**Directions**
Your reply should be a single number: how many lines contain the string "Glenshaw".

Dataset items
-----

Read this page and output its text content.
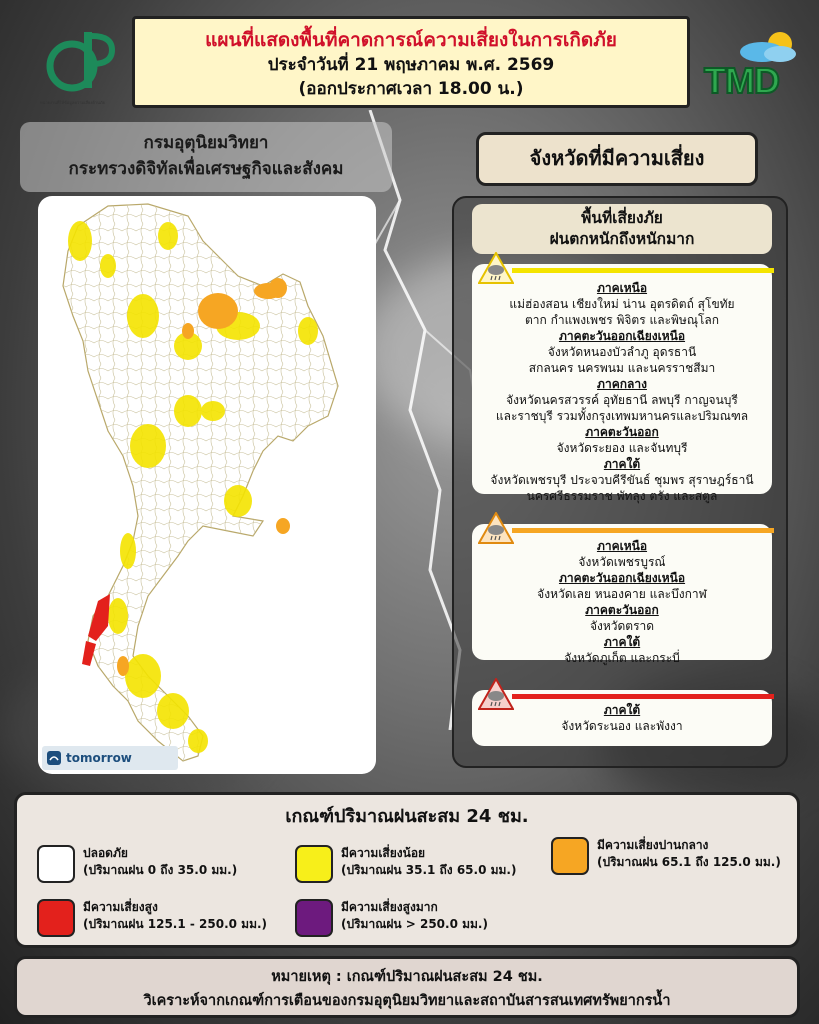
หน่วยงานที่ให้ข้อมูลความเสี่ยงด้านภัย
TMD
แผนที่แสดงพื้นที่คาดการณ์ความเสี่ยงในการเกิดภัย
ประจำวันที่ 21 พฤษภาคม พ.ศ. 2569
(ออกประกาศเวลา 18.00 น.)
กรมอุตุนิยมวิทยา
กระทรวงดิจิทัลเพื่อเศรษฐกิจและสังคม	จังหวัดที่มีความเสี่ยง
tomorrow
พื้นที่เสี่ยงภัย
ฝนตกหนักถึงหนักมาก
ภาคเหนือ
แม่ฮ่องสอน เชียงใหม่ น่าน อุตรดิตถ์ สุโขทัย
ตาก กำแพงเพชร พิจิตร และพิษณุโลก
ภาคตะวันออกเฉียงเหนือ
จังหวัดหนองบัวลำภู อุดรธานี
สกลนคร นครพนม และนครราชสีมา
ภาคกลาง
จังหวัดนครสวรรค์ อุทัยธานี ลพบุรี กาญจนบุรี
และราชบุรี รวมทั้งกรุงเทพมหานครและปริมณฑล
ภาคตะวันออก
จังหวัดระยอง และจันทบุรี
ภาคใต้
จังหวัดเพชรบุรี ประจวบคีรีขันธ์ ชุมพร สุราษฎร์ธานี
นครศรีธรรมราช พัทลุง ตรัง และสตูล
ภาคเหนือ
จังหวัดเพชรบูรณ์
ภาคตะวันออกเฉียงเหนือ
จังหวัดเลย หนองคาย และบึงกาฬ
ภาคตะวันออก
จังหวัดตราด
ภาคใต้
จังหวัดภูเก็ต และกระบี่
ภาคใต้
จังหวัดระนอง และพังงา
เกณฑ์ปริมาณฝนสะสม 24 ชม.
ปลอดภัย
(ปริมาณฝน 0 ถึง 35.0 มม.)
มีความเสี่ยงน้อย
(ปริมาณฝน 35.1 ถึง 65.0 มม.)
มีความเสี่ยงปานกลาง
(ปริมาณฝน 65.1 ถึง 125.0 มม.)
มีความเสี่ยงสูง
(ปริมาณฝน 125.1 - 250.0 มม.)
มีความเสี่ยงสูงมาก
(ปริมาณฝน > 250.0 มม.)
หมายเหตุ : เกณฑ์ปริมาณฝนสะสม 24 ชม.
วิเคราะห์จากเกณฑ์การเตือนของกรมอุตุนิยมวิทยาและสถาบันสารสนเทศทรัพยากรน้ำ
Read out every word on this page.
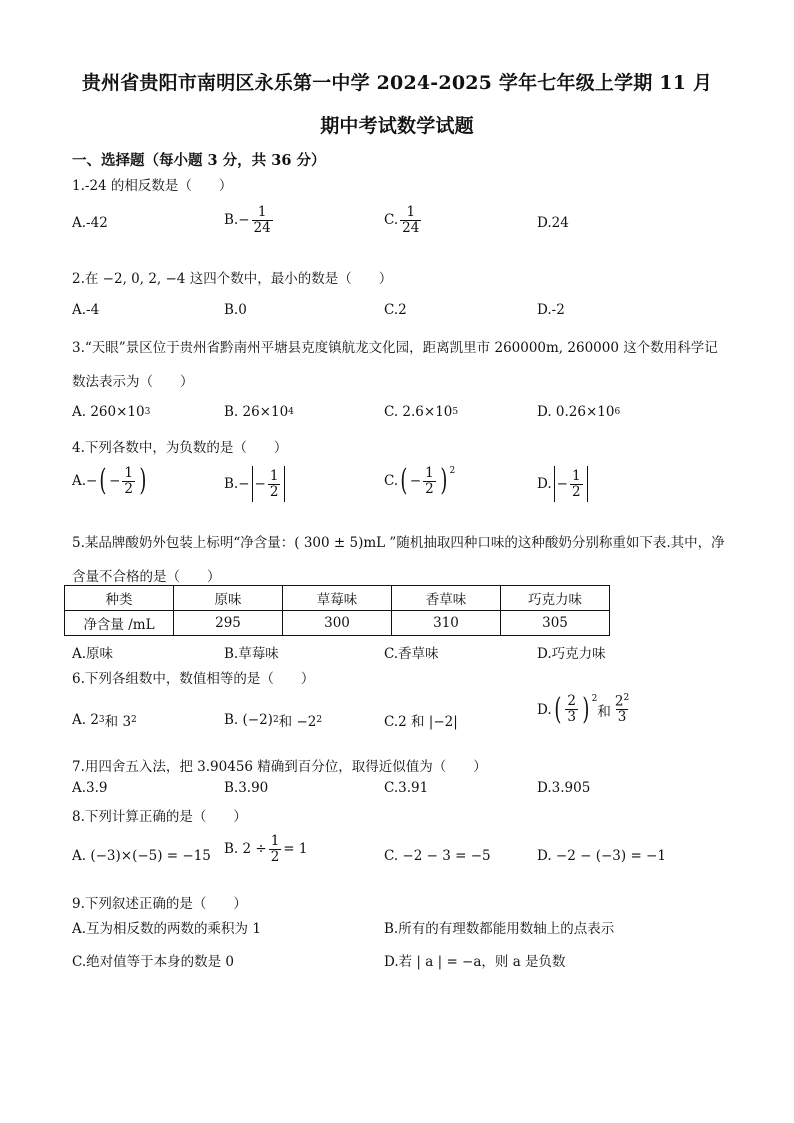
贵州省贵阳市南明区永乐第一中学 2024-2025 学年七年级上学期 11 月
期中考试数学试题
一、选择题（每小题 3 分，共 36 分）
1.-24 的相反数是（　　）
A.-42	$B.- \frac{1}{24}$	C. $\frac{1}{24}$	D.24
2.在 −2, 0, 2, −4 这四个数中，最小的数是（　　）
A.-4	B.0	C.2	D.-2
3.“天眼”景区位于贵州省黔南州平塘县克度镇航龙文化园，距离凯里市 260000m, 260000 这个数用科学记
数法表示为（　　）
A. 260×10 3	B. 26×10 4	C. 2.6×10 5	D. 0.26×10 6
4.下列各数中，为负数的是（　　）
A.− ( − $\frac{1}{2}$ )	$B.- - \frac{1}{2}$	C. ( − $\frac{1}{2}$ ) $^2$
D. − $\frac{1}{2}$
5.某品牌酸奶外包装上标明“净含量：( 300 ± 5)mL ”随机抽取四种口味的这种酸奶分别称重如下表.其中，净
含量不合格的是（　　）
种类	原味	草莓味	香草味	巧克力味
净含量 /mL	295	300	310	305
A.原味	B.草莓味	C.香草味	D.巧克力味
6.下列各组数中，数值相等的是（　　）
A. 2 3 和 3 2	B. (−2) 2 和 −2 2	C.2 和 |−2|
D. ( $\frac{2}{3}$ ) $^2$
和 $\frac{2^2}{3}$
7.用四舍五入法，把 3.90456 精确到百分位，取得近似值为（　　）
A.3.9	B.3.90	C.3.91	D.3.905
8.下列计算正确的是（　　）
A. (−3)×(−5) = −15 B. $2 \div \frac{1}{2} = 1$	C. −2 − 3 = −5	D. −2 − (−3) = −1
9.下列叙述正确的是（　　）
A.互为相反数的两数的乘积为 1	B.所有的有理数都能用数轴上的点表示
C.绝对值等于本身的数是 0	D.若 | a | = −a，则 a 是负数
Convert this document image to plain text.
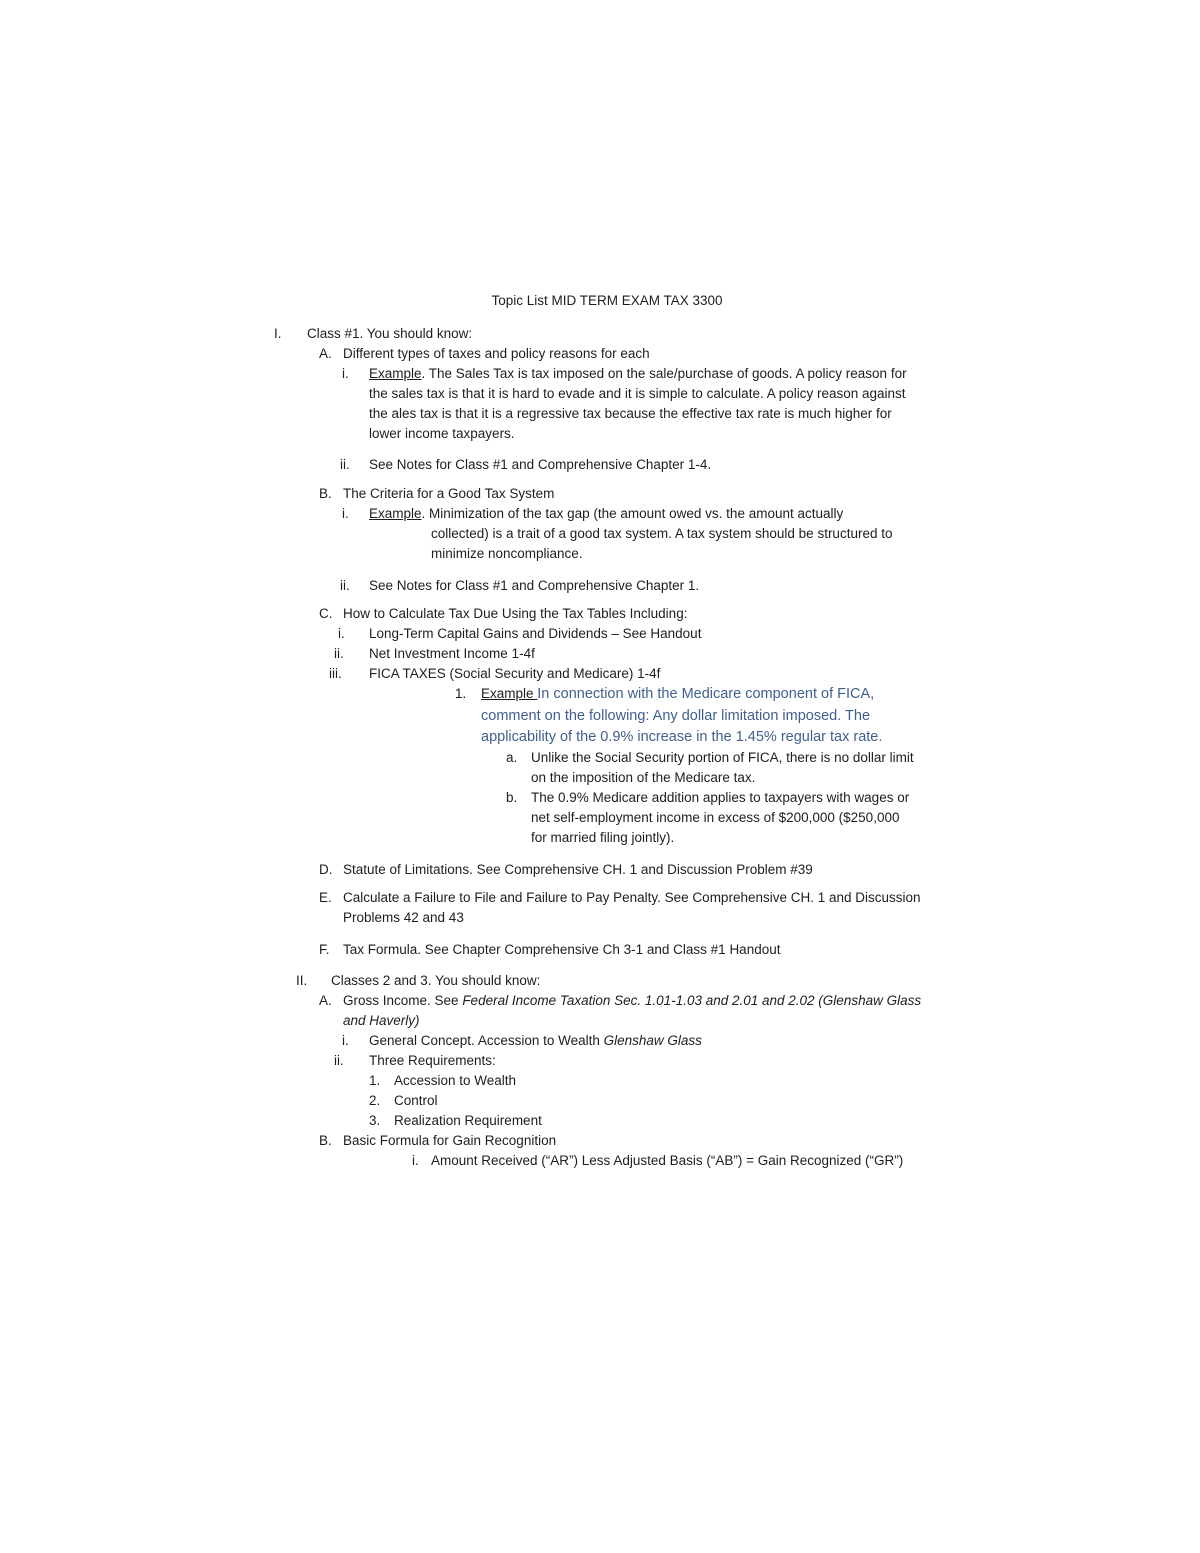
Topic List MID TERM EXAM TAX 3300
I. Class #1. You should know:
A. Different types of taxes and policy reasons for each
i. Example. The Sales Tax is tax imposed on the sale/purchase of goods. A policy reason for
the sales tax is that it is hard to evade and it is simple to calculate. A policy reason against
the ales tax is that it is a regressive tax because the effective tax rate is much higher for
lower income taxpayers.
ii. See Notes for Class #1 and Comprehensive Chapter 1-4.
B. The Criteria for a Good Tax System
i. Example. Minimization of the tax gap (the amount owed vs. the amount actually
collected) is a trait of a good tax system. A tax system should be structured to
minimize noncompliance.
ii. See Notes for Class #1 and Comprehensive Chapter 1.
C. How to Calculate Tax Due Using the Tax Tables Including:
i. Long-Term Capital Gains and Dividends – See Handout
ii. Net Investment Income 1-4f
iii. FICA TAXES (Social Security and Medicare) 1-4f
1. Example In connection with the Medicare component of FICA,
comment on the following: Any dollar limitation imposed. The
applicability of the 0.9% increase in the 1.45% regular tax rate.
a. Unlike the Social Security portion of FICA, there is no dollar limit
on the imposition of the Medicare tax.
b. The 0.9% Medicare addition applies to taxpayers with wages or
net self-employment income in excess of $200,000 ($250,000
for married filing jointly).
D. Statute of Limitations. See Comprehensive CH. 1 and Discussion Problem #39
E. Calculate a Failure to File and Failure to Pay Penalty. See Comprehensive CH. 1 and Discussion
Problems 42 and 43
F. Tax Formula. See Chapter Comprehensive Ch 3-1 and Class #1 Handout
II. Classes 2 and 3. You should know:
A. Gross Income. See Federal Income Taxation Sec. 1.01-1.03 and 2.01 and 2.02 (Glenshaw Glass
and Haverly)
i. General Concept. Accession to Wealth Glenshaw Glass
ii. Three Requirements:
1. Accession to Wealth
2. Control
3. Realization Requirement
B. Basic Formula for Gain Recognition
i. Amount Received (“AR”) Less Adjusted Basis (“AB”) = Gain Recognized (“GR”)
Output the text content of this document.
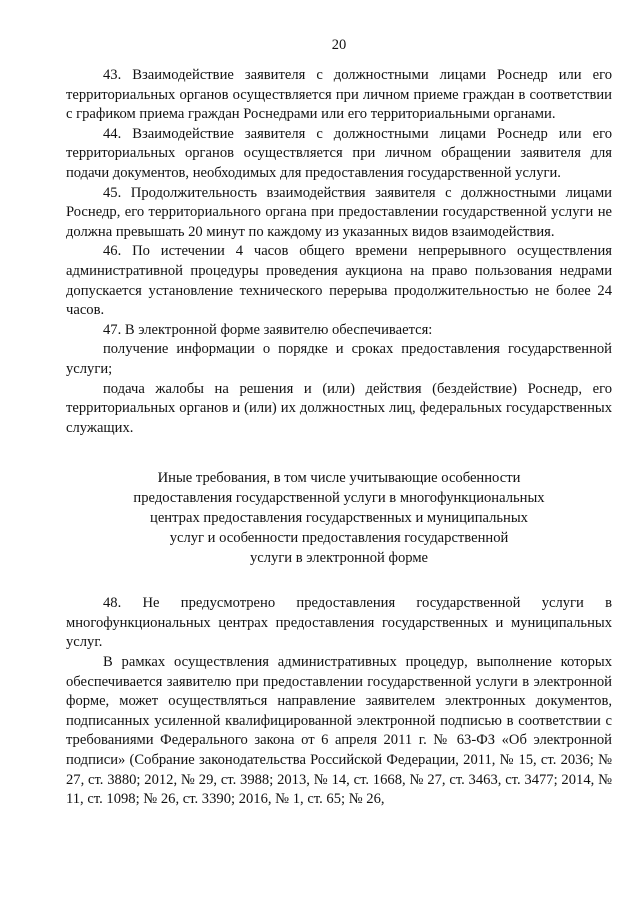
20

43. Взаимодействие заявителя с должностными лицами Роснедр или его территориальных органов осуществляется при личном приеме граждан в соответствии с графиком приема граждан Роснедрами или его территориальными органами.

44. Взаимодействие заявителя с должностными лицами Роснедр или его территориальных органов осуществляется при личном обращении заявителя для подачи документов, необходимых для предоставления государственной услуги.

45. Продолжительность взаимодействия заявителя с должностными лицами Роснедр, его территориального органа при предоставлении государственной услуги не должна превышать 20 минут по каждому из указанных видов взаимодействия.

46. По истечении 4 часов общего времени непрерывного осуществления административной процедуры проведения аукциона на право пользования недрами допускается установление технического перерыва продолжительностью не более 24 часов.

47. В электронной форме заявителю обеспечивается:

получение информации о порядке и сроках предоставления государственной услуги;

подача жалобы на решения и (или) действия (бездействие) Роснедр, его территориальных органов и (или) их должностных лиц, федеральных государственных служащих.

Иные требования, в том числе учитывающие особенности

предоставления государственной услуги в многофункциональных

центрах предоставления государственных и муниципальных

услуг и особенности предоставления государственной

услуги в электронной форме

48. Не предусмотрено предоставления государственной услуги в многофункциональных центрах предоставления государственных и муниципальных услуг.

В рамках осуществления административных процедур, выполнение которых обеспечивается заявителю при предоставлении государственной услуги в электронной форме, может осуществляться направление заявителем электронных документов, подписанных усиленной квалифицированной электронной подписью в соответствии с требованиями Федерального закона от 6 апреля 2011 г. № 63-ФЗ «Об электронной подписи» (Собрание законодательства Российской Федерации, 2011, № 15, ст. 2036; № 27, ст. 3880; 2012, № 29, ст. 3988; 2013, № 14, ст. 1668, № 27, ст. 3463, ст. 3477; 2014, № 11, ст. 1098; № 26, ст. 3390; 2016, № 1, ст. 65; № 26,
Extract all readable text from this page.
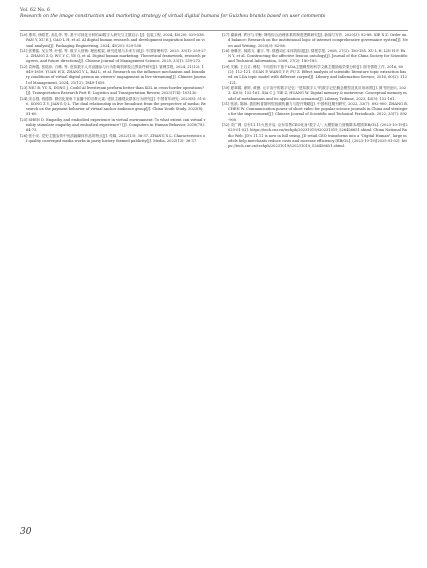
Vol. 62 No. 6
Research on the image construction and marketing strategy of virtual digital humans for Guizhou brands based on user comments

[20] 康邦, 徐昭君, 高礼华, 等. 基于可视化分析的AI数字人研究与文图启示 [J]. 包装工程, 2024, 45(20): 529-538. PAN Y, XU E J, GAO L H, et al. AI digital human research and development inspiration based on visual analysis[J]. Packaging Engineering, 2024, 45(20): 529-538.

[21] 张肇铭, 吴玉琴, 叶强, 等. 数字人营销: 理论框架, 研究进展与未来方向[J]. 中国管理科学, 2025, 33(1): 259-272. ZHANG Z Q, WU Y C, YE Q, et al. Digital human marketing: Theoretical framework, research progress, and future directions[J]. Chinese Journal of Management Science, 2025, 33(1): 259-272.

[22] 袁海霞, 张铭伟, 白琳, 等. 虚拟数字人对直播参与行为影响机制及边界条件研究[J]. 管理学报, 2024, 21(12): 1849-1859. YUAN H X, ZHANG Y L, BAI L, et al. Research on the influence mechanism and boundary conditions of virtual digital person on viewers' engagement in live-streaming[J]. Chinese Journal of Management, 2024, 21(12): 1849-1859.

[23] NIU B, YU X, DONG J. Could AI livestream perform better than KOL in cross-border operations? [J]. Transportation Research Part E: Logistics and Transportation Review, 2023(174): 103130.

[24] 宋志强, 蒋德群. 微信化视角下直播中的宗教元素: 虚拟主播观众群体行为研究[J]. 中国青年研究, 2023(8): 51-60. SONG Z Y, JIANG Q L. The dual relationship in live broadcast from the perspective of media: Research on the payment behavior of virtual anchor audience group[J]. China Youth Study, 2023(8): 51-60.

[25] SHEN D. Empathy and embodied experience in virtual environment: To what extent can virtual reality stimulate empathy and embodied experience? [J]. Computers in Human Behavior, 2018(78): 64-73.

[26] 张小应. 党史主题宣传中优质融媒体作品的特点[J]. 传媒, 2022(13): 36-37. ZHANG X L. Characteristics of quality converged media works in party history themed publicity[J]. Media, 2022(13): 36-37.

[27] 谢新洲. 秩序与平衡: 网络综合治理体系的制度逻辑研究[J]. 新闻与写作, 2020(3): 82-88. XIE X Z. Order and balance: Research on the institutional logic of internet comprehensive governance system[J]. News and Writing, 2020(3): 82-88.

[28] 徐琳宏, 林鸿飞, 潘宇, 等. 情感词汇本体的构造[J]. 情报学报, 2008, 27(2): 180-185. XU L H, LIN H F, PAN Y, et al. Constructing the affective lexicon ontology[J]. Journal of the China Society for Scientific and Technical Information, 2008, 27(2): 180-185.

[29] 关鹏, 王曰芬, 傅柱. 不同语料下基于LDA主题模型的科学文献主题抽取效果分析[J]. 图书情报工作, 2016, 60(2): 112-121. GUAN P, WANG Y F, FU Z. Effect analysis of scientific literature topic extraction based on LDA topic model with different corpus[J]. Library and Information Service, 2016, 60(2): 112-121.

[30] 夏翠娟, 唐婷, 黄薇. 元宇宙中的数字记忆: "虚拟数字人"的数字记忆概念模型及其应用场景[J]. 图书馆论坛, 2023, 43(5): 152-161. XIA C J, TIE Z, HUANG W. Digital memory & metaverse: Conceptual memory model of metahumans and its application scenarios[J]. Library Tribune, 2023, 43(5): 152-161.

[31] 张滨, 陈旸. 我国科普期刊短视频传播力与提升策略[J]. 中国科技期刊研究, 2022, 33(7): 892-900. ZHANG B, CHEN W. Communication power of short video for popular science journals in China and strategies for the improvement[J]. Chinese Journal of Scientific and Technical Periodicals, 2022, 33(7): 892-900.

[32] 央广网. 京东11.11火热开启, 京东零售CEO化身"数字人", 大模型助力营销降本增效[EB/OL]. (2023-10-19)[2025-01-02]. https://tech.cnr.cn/techph/20231019/t20231019_526456651.shtml. China National Radio Web. JD's 11.11 is now in full swing, JD retail CEO transforms into a "Digital Human", large models help merchants reduce costs and increase efficiency [EB/OL]. (2023-10-19)[2025-01-02]. https://tech.cnr.cn/techph/20231019/t20231019_526456651.shtml.

30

-----

**Response**
2